■ Exercise description: Copy the material below word for word, omitting the pictures.
## BEGIN Entries
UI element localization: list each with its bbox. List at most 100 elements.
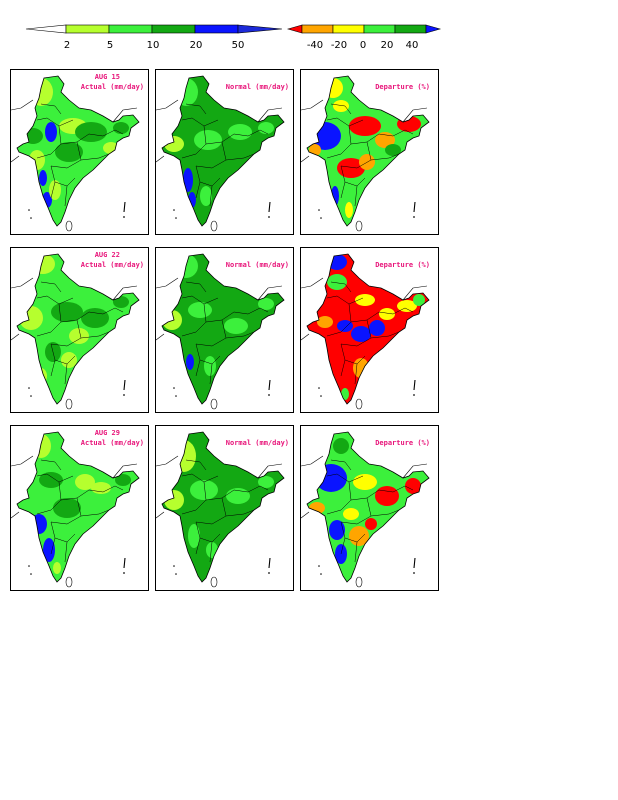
rainfall-region: [369, 320, 385, 336]
departure-legend-tick: 0: [359, 40, 367, 51]
rainfall-region: [23, 128, 43, 144]
lakshadweep-islands: [30, 217, 32, 219]
lakshadweep-islands: [320, 217, 322, 219]
rainfall-region: [188, 302, 212, 318]
rainfall-region: [188, 524, 200, 548]
rainfall-field: [307, 254, 429, 404]
actual-legend-tick: 50: [231, 40, 245, 51]
rainfall-region: [186, 354, 194, 370]
legend-arrow-left: [286, 24, 303, 34]
rainfall-region: [355, 294, 375, 306]
state-boundary: [50, 307, 124, 385]
rainfall-region: [29, 150, 45, 170]
rainfall-region: [81, 308, 109, 328]
panel-title: Departure (%): [375, 83, 430, 91]
andaman-islands: [123, 557, 126, 574]
rainfall-field: [162, 432, 284, 582]
state-boundary: [340, 133, 400, 169]
lakshadweep-islands: [318, 209, 320, 211]
rainfall-region: [375, 132, 395, 148]
state-boundary: [50, 133, 110, 169]
rainfall-field: [307, 432, 429, 582]
rainfall-region: [351, 326, 371, 342]
sri-lanka-outline: [355, 220, 363, 232]
state-boundary: [340, 307, 414, 385]
rainfall-region: [327, 274, 347, 290]
departure-legend-tick: -40: [306, 40, 324, 51]
legend-swatch: [332, 24, 365, 34]
legend-swatch: [301, 24, 334, 34]
rainfall-region: [115, 474, 131, 486]
sri-lanka-outline: [355, 398, 363, 410]
rainfall-region: [75, 122, 107, 142]
departure-legend: -40 -20 0 20 40: [286, 22, 442, 51]
state-boundary: [181, 281, 219, 337]
rainfall-region: [39, 170, 47, 186]
rainfall-region: [341, 388, 349, 400]
country-outline: [306, 75, 430, 227]
rainfall-region: [365, 518, 377, 530]
state-boundary: [50, 485, 124, 563]
legend-swatch: [65, 24, 110, 34]
sri-lanka-outline: [65, 220, 73, 232]
lakshadweep-islands: [320, 573, 322, 575]
state-boundary: [181, 103, 219, 159]
map-fill: [307, 432, 429, 582]
rainfall-region: [258, 476, 274, 488]
rainfall-region: [39, 472, 63, 488]
rainfall-field: [17, 76, 139, 226]
state-boundary: [195, 489, 255, 525]
map-panel-departure-aug15: Departure (%): [300, 69, 439, 235]
rainfall-region: [333, 438, 349, 454]
map-panel-departure-aug22: Departure (%): [300, 247, 439, 413]
actual-legend-colorbar: [25, 24, 283, 34]
neighbour-border: [156, 277, 283, 341]
rainfall-region: [31, 254, 55, 274]
map-panel-actual-aug15: AUG 15 Actual (mm/day): [10, 69, 149, 235]
country-outline: [161, 253, 285, 405]
lakshadweep-islands: [173, 565, 175, 567]
rainfall-field: [162, 76, 284, 226]
rainfall-region: [53, 562, 61, 574]
panel-date: AUG 15: [94, 73, 120, 81]
neighbour-border: [156, 99, 283, 163]
map-panel-normal-aug15: Normal (mm/day): [155, 69, 294, 235]
state-boundary: [195, 485, 269, 563]
actual-legend-tick: 10: [146, 40, 160, 51]
andaman-islands: [413, 557, 416, 574]
rainfall-region: [91, 482, 111, 494]
rainfall-region: [51, 302, 83, 322]
map-fill: [162, 76, 284, 226]
rainfall-region: [353, 474, 377, 490]
state-boundary: [195, 129, 269, 207]
legend-swatch: [394, 24, 427, 34]
lakshadweep-islands: [28, 209, 30, 211]
rainfall-region: [226, 488, 250, 504]
rainfall-region: [164, 490, 184, 510]
departure-legend-tick: 20: [380, 40, 394, 51]
andaman-islands: [413, 379, 416, 396]
map-panel-normal-aug22: Normal (mm/day): [155, 247, 294, 413]
rainfall-region: [174, 78, 198, 106]
country-outline: [16, 75, 140, 227]
panel-title: Actual (mm/day): [80, 261, 144, 269]
country-outline: [161, 431, 285, 583]
rainfall-region: [43, 538, 55, 562]
rainfall-region: [69, 328, 89, 344]
rainfall-region: [172, 440, 196, 472]
map-fill: [162, 254, 284, 404]
legend-swatch: [363, 24, 396, 34]
lakshadweep-islands: [320, 395, 322, 397]
actual-legend-tick: 20: [189, 40, 203, 51]
state-boundary: [195, 307, 269, 385]
panel-title: Actual (mm/day): [80, 83, 144, 91]
rainfall-region: [204, 356, 216, 376]
india-rainfall-map: [11, 431, 140, 588]
state-boundary: [36, 103, 74, 159]
rainfall-region: [345, 202, 353, 218]
lakshadweep-islands: [173, 387, 175, 389]
panel-title: Normal (mm/day): [225, 439, 289, 447]
rainfall-region: [35, 368, 47, 384]
rainfall-region: [183, 168, 193, 192]
india-departure-map: [301, 75, 430, 232]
## END Entries
■ Task response:
UI element localization: list each with its bbox. List at most 100 elements.
rainfall-region: [369, 320, 385, 336]
departure-legend-tick: 0: [359, 40, 367, 51]
rainfall-region: [23, 128, 43, 144]
lakshadweep-islands: [30, 217, 32, 219]
lakshadweep-islands: [320, 217, 322, 219]
rainfall-region: [188, 302, 212, 318]
rainfall-region: [188, 524, 200, 548]
rainfall-field: [307, 254, 429, 404]
actual-legend-tick: 50: [231, 40, 245, 51]
rainfall-region: [186, 354, 194, 370]
legend-arrow-left: [286, 24, 303, 34]
rainfall-region: [355, 294, 375, 306]
state-boundary: [50, 307, 124, 385]
rainfall-region: [29, 150, 45, 170]
rainfall-region: [81, 308, 109, 328]
panel-title: Departure (%): [375, 83, 430, 91]
andaman-islands: [123, 557, 126, 574]
rainfall-field: [162, 432, 284, 582]
state-boundary: [340, 133, 400, 169]
lakshadweep-islands: [318, 209, 320, 211]
rainfall-region: [375, 132, 395, 148]
state-boundary: [50, 133, 110, 169]
rainfall-field: [307, 432, 429, 582]
rainfall-region: [351, 326, 371, 342]
sri-lanka-outline: [355, 220, 363, 232]
state-boundary: [340, 307, 414, 385]
rainfall-region: [327, 274, 347, 290]
departure-legend-tick: -40: [306, 40, 324, 51]
legend-swatch: [332, 24, 365, 34]
legend-swatch: [301, 24, 334, 34]
rainfall-region: [115, 474, 131, 486]
sri-lanka-outline: [355, 398, 363, 410]
rainfall-region: [75, 122, 107, 142]
departure-legend: -40 -20 0 20 40: [286, 22, 442, 51]
state-boundary: [181, 281, 219, 337]
rainfall-region: [39, 170, 47, 186]
rainfall-region: [341, 388, 349, 400]
country-outline: [306, 75, 430, 227]
rainfall-region: [365, 518, 377, 530]
state-boundary: [50, 485, 124, 563]
legend-swatch: [65, 24, 110, 34]
sri-lanka-outline: [65, 220, 73, 232]
lakshadweep-islands: [320, 573, 322, 575]
state-boundary: [181, 103, 219, 159]
map-fill: [307, 432, 429, 582]
rainfall-region: [258, 476, 274, 488]
rainfall-region: [39, 472, 63, 488]
rainfall-field: [17, 76, 139, 226]
state-boundary: [195, 489, 255, 525]
map-panel-departure-aug15: Departure (%): [300, 69, 439, 235]
rainfall-region: [333, 438, 349, 454]
map-panel-departure-aug22: Departure (%): [300, 247, 439, 413]
actual-legend-colorbar: [25, 24, 283, 34]
neighbour-border: [156, 277, 283, 341]
rainfall-region: [31, 254, 55, 274]
map-panel-actual-aug15: AUG 15 Actual (mm/day): [10, 69, 149, 235]
country-outline: [161, 253, 285, 405]
lakshadweep-islands: [173, 565, 175, 567]
rainfall-field: [162, 76, 284, 226]
rainfall-region: [53, 562, 61, 574]
panel-date: AUG 15: [94, 73, 120, 81]
neighbour-border: [156, 99, 283, 163]
map-panel-normal-aug15: Normal (mm/day): [155, 69, 294, 235]
state-boundary: [195, 485, 269, 563]
actual-legend-tick: 10: [146, 40, 160, 51]
andaman-islands: [413, 557, 416, 574]
rainfall-region: [91, 482, 111, 494]
rainfall-region: [51, 302, 83, 322]
map-fill: [162, 76, 284, 226]
rainfall-region: [353, 474, 377, 490]
state-boundary: [195, 129, 269, 207]
legend-swatch: [394, 24, 427, 34]
lakshadweep-islands: [28, 209, 30, 211]
rainfall-region: [226, 488, 250, 504]
rainfall-region: [164, 490, 184, 510]
departure-legend-tick: 20: [380, 40, 394, 51]
andaman-islands: [413, 379, 416, 396]
map-panel-normal-aug22: Normal (mm/day): [155, 247, 294, 413]
rainfall-region: [174, 78, 198, 106]
country-outline: [16, 75, 140, 227]
panel-title: Actual (mm/day): [80, 261, 144, 269]
country-outline: [161, 431, 285, 583]
rainfall-region: [43, 538, 55, 562]
rainfall-region: [69, 328, 89, 344]
rainfall-region: [172, 440, 196, 472]
map-fill: [162, 254, 284, 404]
legend-swatch: [363, 24, 396, 34]
lakshadweep-islands: [320, 395, 322, 397]
actual-legend-tick: 20: [189, 40, 203, 51]
state-boundary: [195, 307, 269, 385]
panel-title: Actual (mm/day): [80, 83, 144, 91]
rainfall-region: [204, 356, 216, 376]
india-rainfall-map: [11, 431, 140, 588]
state-boundary: [36, 103, 74, 159]
rainfall-region: [345, 202, 353, 218]
lakshadweep-islands: [173, 387, 175, 389]
panel-title: Normal (mm/day): [225, 439, 289, 447]
rainfall-region: [35, 368, 47, 384]
rainfall-region: [183, 168, 193, 192]
india-departure-map: [301, 75, 430, 232]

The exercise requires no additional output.